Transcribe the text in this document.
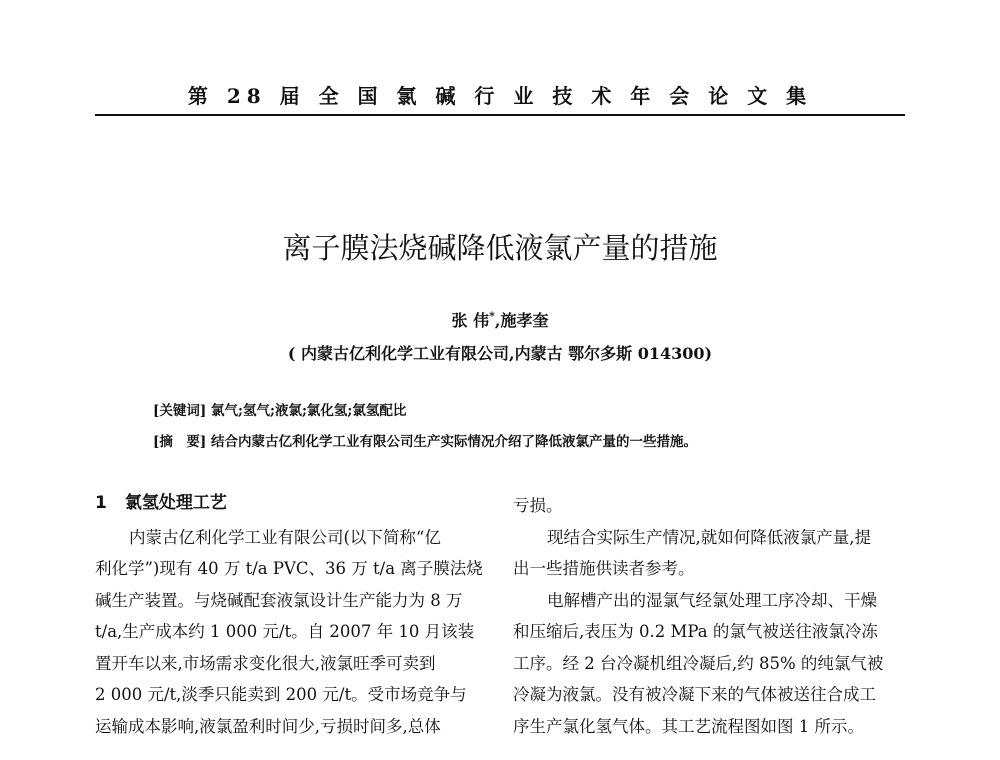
第 28 届 全 国 氯 碱 行 业 技 术 年 会 论 文 集
离子膜法烧碱降低液氯产量的措施
张 伟*,施孝奎
( 内蒙古亿利化学工业有限公司,内蒙古 鄂尔多斯 014300)
[关键词] 氯气;氢气;液氯;氯化氢;氯氢配比
[摘　要] 结合内蒙古亿利化学工业有限公司生产实际情况介绍了降低液氯产量的一些措施。
1 氯氢处理工艺
内蒙古亿利化学工业有限公司(以下简称“亿
利化学”)现有 40 万 t/a PVC、36 万 t/a 离子膜法烧
碱生产装置。与烧碱配套液氯设计生产能力为 8 万
t/a,生产成本约 1 000 元/t。自 2007 年 10 月该装
置开车以来,市场需求变化很大,液氯旺季可卖到
2 000 元/t,淡季只能卖到 200 元/t。受市场竞争与
运输成本影响,液氯盈利时间少,亏损时间多,总体
亏损。
现结合实际生产情况,就如何降低液氯产量,提
出一些措施供读者参考。
电解槽产出的湿氯气经氯处理工序冷却、干燥
和压缩后,表压为 0.2 MPa 的氯气被送往液氯冷冻
工序。经 2 台冷凝机组冷凝后,约 85% 的纯氯气被
冷凝为液氯。没有被冷凝下来的气体被送往合成工
序生产氯化氢气体。其工艺流程图如图 1 所示。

**Task directions:** Transcribe the entries above verbatim, omitting their pictures.

**Complete response:**
Transcribe the text in this document.
第 28 届 全 国 氯 碱 行 业 技 术 年 会 论 文 集
离子膜法烧碱降低液氯产量的措施
张 伟*,施孝奎
( 内蒙古亿利化学工业有限公司,内蒙古 鄂尔多斯 014300)
[关键词] 氯气;氢气;液氯;氯化氢;氯氢配比
[摘　要] 结合内蒙古亿利化学工业有限公司生产实际情况介绍了降低液氯产量的一些措施。
1 氯氢处理工艺
内蒙古亿利化学工业有限公司(以下简称“亿
利化学”)现有 40 万 t/a PVC、36 万 t/a 离子膜法烧
碱生产装置。与烧碱配套液氯设计生产能力为 8 万
t/a,生产成本约 1 000 元/t。自 2007 年 10 月该装
置开车以来,市场需求变化很大,液氯旺季可卖到
2 000 元/t,淡季只能卖到 200 元/t。受市场竞争与
运输成本影响,液氯盈利时间少,亏损时间多,总体
亏损。
现结合实际生产情况,就如何降低液氯产量,提
出一些措施供读者参考。
电解槽产出的湿氯气经氯处理工序冷却、干燥
和压缩后,表压为 0.2 MPa 的氯气被送往液氯冷冻
工序。经 2 台冷凝机组冷凝后,约 85% 的纯氯气被
冷凝为液氯。没有被冷凝下来的气体被送往合成工
序生产氯化氢气体。其工艺流程图如图 1 所示。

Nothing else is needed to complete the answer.